> WORK TO COMPLETE: Repeat every line exactly, keeping the pictures out of the copy.

> DATA LINES:
========================================================================
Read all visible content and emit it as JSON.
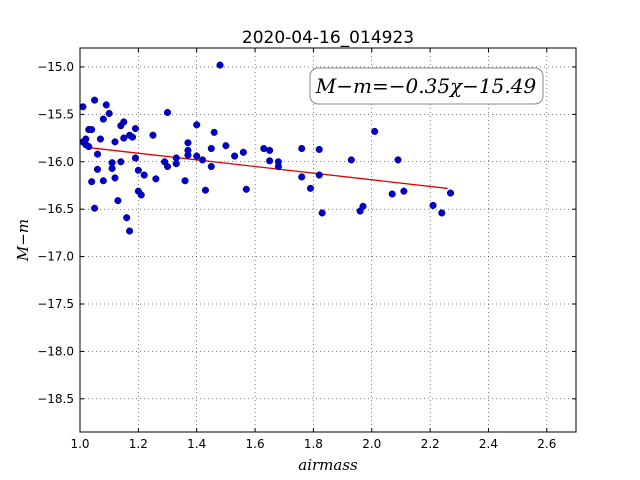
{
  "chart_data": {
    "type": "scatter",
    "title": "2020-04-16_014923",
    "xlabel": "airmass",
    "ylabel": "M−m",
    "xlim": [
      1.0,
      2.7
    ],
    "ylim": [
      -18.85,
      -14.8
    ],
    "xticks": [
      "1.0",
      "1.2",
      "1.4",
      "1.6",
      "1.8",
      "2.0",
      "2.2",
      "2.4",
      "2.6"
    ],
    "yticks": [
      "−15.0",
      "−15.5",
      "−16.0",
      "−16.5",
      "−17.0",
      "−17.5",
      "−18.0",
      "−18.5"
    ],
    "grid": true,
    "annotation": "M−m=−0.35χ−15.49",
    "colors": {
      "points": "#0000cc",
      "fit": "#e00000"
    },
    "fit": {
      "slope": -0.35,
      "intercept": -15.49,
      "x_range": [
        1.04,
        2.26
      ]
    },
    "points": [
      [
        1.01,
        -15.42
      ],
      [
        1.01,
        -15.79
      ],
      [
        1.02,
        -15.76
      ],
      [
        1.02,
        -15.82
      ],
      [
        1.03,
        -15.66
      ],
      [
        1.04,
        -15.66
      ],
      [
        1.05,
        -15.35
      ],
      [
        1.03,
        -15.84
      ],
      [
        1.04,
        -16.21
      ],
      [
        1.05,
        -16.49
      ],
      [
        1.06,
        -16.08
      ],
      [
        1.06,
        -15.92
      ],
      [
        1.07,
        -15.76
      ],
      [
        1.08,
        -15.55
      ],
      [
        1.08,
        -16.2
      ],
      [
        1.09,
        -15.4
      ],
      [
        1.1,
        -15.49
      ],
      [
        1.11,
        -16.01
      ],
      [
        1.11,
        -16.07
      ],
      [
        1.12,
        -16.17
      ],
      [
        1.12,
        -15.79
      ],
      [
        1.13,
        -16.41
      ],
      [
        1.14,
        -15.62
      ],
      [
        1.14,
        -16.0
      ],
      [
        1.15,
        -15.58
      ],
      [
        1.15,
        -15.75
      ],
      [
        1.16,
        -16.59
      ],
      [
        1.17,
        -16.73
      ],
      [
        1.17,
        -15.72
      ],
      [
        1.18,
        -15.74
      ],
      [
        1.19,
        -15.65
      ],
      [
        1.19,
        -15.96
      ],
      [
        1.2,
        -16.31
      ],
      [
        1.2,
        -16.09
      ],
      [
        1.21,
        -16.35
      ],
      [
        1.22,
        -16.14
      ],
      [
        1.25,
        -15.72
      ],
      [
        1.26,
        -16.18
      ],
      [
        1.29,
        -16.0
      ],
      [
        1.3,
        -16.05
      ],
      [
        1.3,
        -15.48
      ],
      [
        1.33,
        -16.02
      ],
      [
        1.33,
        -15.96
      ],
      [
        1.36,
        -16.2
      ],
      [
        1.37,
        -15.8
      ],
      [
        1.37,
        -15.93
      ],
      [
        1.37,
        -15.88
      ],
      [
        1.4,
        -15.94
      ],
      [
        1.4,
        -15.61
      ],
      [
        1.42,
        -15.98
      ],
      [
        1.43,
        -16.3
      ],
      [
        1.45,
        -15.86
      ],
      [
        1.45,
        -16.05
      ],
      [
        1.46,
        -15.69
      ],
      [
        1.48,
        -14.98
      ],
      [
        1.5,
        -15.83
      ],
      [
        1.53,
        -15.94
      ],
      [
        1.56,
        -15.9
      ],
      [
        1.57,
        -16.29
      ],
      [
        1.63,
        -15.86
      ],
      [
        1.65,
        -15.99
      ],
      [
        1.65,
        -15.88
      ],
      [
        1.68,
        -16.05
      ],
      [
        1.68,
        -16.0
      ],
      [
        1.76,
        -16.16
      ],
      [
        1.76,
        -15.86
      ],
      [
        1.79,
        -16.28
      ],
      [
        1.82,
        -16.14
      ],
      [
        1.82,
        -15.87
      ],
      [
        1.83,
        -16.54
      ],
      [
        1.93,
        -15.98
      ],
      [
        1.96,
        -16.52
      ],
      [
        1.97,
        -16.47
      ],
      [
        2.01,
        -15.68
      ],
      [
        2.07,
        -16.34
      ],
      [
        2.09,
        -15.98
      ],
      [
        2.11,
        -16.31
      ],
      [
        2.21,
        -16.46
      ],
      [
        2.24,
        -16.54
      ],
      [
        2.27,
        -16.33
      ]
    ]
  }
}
========================================================================
> THE ANSWER:
Read all visible content and emit it as JSON.
{
  "chart_data": {
    "type": "scatter",
    "title": "2020-04-16_014923",
    "xlabel": "airmass",
    "ylabel": "M−m",
    "xlim": [
      1.0,
      2.7
    ],
    "ylim": [
      -18.85,
      -14.8
    ],
    "xticks": [
      "1.0",
      "1.2",
      "1.4",
      "1.6",
      "1.8",
      "2.0",
      "2.2",
      "2.4",
      "2.6"
    ],
    "yticks": [
      "−15.0",
      "−15.5",
      "−16.0",
      "−16.5",
      "−17.0",
      "−17.5",
      "−18.0",
      "−18.5"
    ],
    "grid": true,
    "annotation": "M−m=−0.35χ−15.49",
    "colors": {
      "points": "#0000cc",
      "fit": "#e00000"
    },
    "fit": {
      "slope": -0.35,
      "intercept": -15.49,
      "x_range": [
        1.04,
        2.26
      ]
    },
    "points": [
      [
        1.01,
        -15.42
      ],
      [
        1.01,
        -15.79
      ],
      [
        1.02,
        -15.76
      ],
      [
        1.02,
        -15.82
      ],
      [
        1.03,
        -15.66
      ],
      [
        1.04,
        -15.66
      ],
      [
        1.05,
        -15.35
      ],
      [
        1.03,
        -15.84
      ],
      [
        1.04,
        -16.21
      ],
      [
        1.05,
        -16.49
      ],
      [
        1.06,
        -16.08
      ],
      [
        1.06,
        -15.92
      ],
      [
        1.07,
        -15.76
      ],
      [
        1.08,
        -15.55
      ],
      [
        1.08,
        -16.2
      ],
      [
        1.09,
        -15.4
      ],
      [
        1.1,
        -15.49
      ],
      [
        1.11,
        -16.01
      ],
      [
        1.11,
        -16.07
      ],
      [
        1.12,
        -16.17
      ],
      [
        1.12,
        -15.79
      ],
      [
        1.13,
        -16.41
      ],
      [
        1.14,
        -15.62
      ],
      [
        1.14,
        -16.0
      ],
      [
        1.15,
        -15.58
      ],
      [
        1.15,
        -15.75
      ],
      [
        1.16,
        -16.59
      ],
      [
        1.17,
        -16.73
      ],
      [
        1.17,
        -15.72
      ],
      [
        1.18,
        -15.74
      ],
      [
        1.19,
        -15.65
      ],
      [
        1.19,
        -15.96
      ],
      [
        1.2,
        -16.31
      ],
      [
        1.2,
        -16.09
      ],
      [
        1.21,
        -16.35
      ],
      [
        1.22,
        -16.14
      ],
      [
        1.25,
        -15.72
      ],
      [
        1.26,
        -16.18
      ],
      [
        1.29,
        -16.0
      ],
      [
        1.3,
        -16.05
      ],
      [
        1.3,
        -15.48
      ],
      [
        1.33,
        -16.02
      ],
      [
        1.33,
        -15.96
      ],
      [
        1.36,
        -16.2
      ],
      [
        1.37,
        -15.8
      ],
      [
        1.37,
        -15.93
      ],
      [
        1.37,
        -15.88
      ],
      [
        1.4,
        -15.94
      ],
      [
        1.4,
        -15.61
      ],
      [
        1.42,
        -15.98
      ],
      [
        1.43,
        -16.3
      ],
      [
        1.45,
        -15.86
      ],
      [
        1.45,
        -16.05
      ],
      [
        1.46,
        -15.69
      ],
      [
        1.48,
        -14.98
      ],
      [
        1.5,
        -15.83
      ],
      [
        1.53,
        -15.94
      ],
      [
        1.56,
        -15.9
      ],
      [
        1.57,
        -16.29
      ],
      [
        1.63,
        -15.86
      ],
      [
        1.65,
        -15.99
      ],
      [
        1.65,
        -15.88
      ],
      [
        1.68,
        -16.05
      ],
      [
        1.68,
        -16.0
      ],
      [
        1.76,
        -16.16
      ],
      [
        1.76,
        -15.86
      ],
      [
        1.79,
        -16.28
      ],
      [
        1.82,
        -16.14
      ],
      [
        1.82,
        -15.87
      ],
      [
        1.83,
        -16.54
      ],
      [
        1.93,
        -15.98
      ],
      [
        1.96,
        -16.52
      ],
      [
        1.97,
        -16.47
      ],
      [
        2.01,
        -15.68
      ],
      [
        2.07,
        -16.34
      ],
      [
        2.09,
        -15.98
      ],
      [
        2.11,
        -16.31
      ],
      [
        2.21,
        -16.46
      ],
      [
        2.24,
        -16.54
      ],
      [
        2.27,
        -16.33
      ]
    ]
  }
}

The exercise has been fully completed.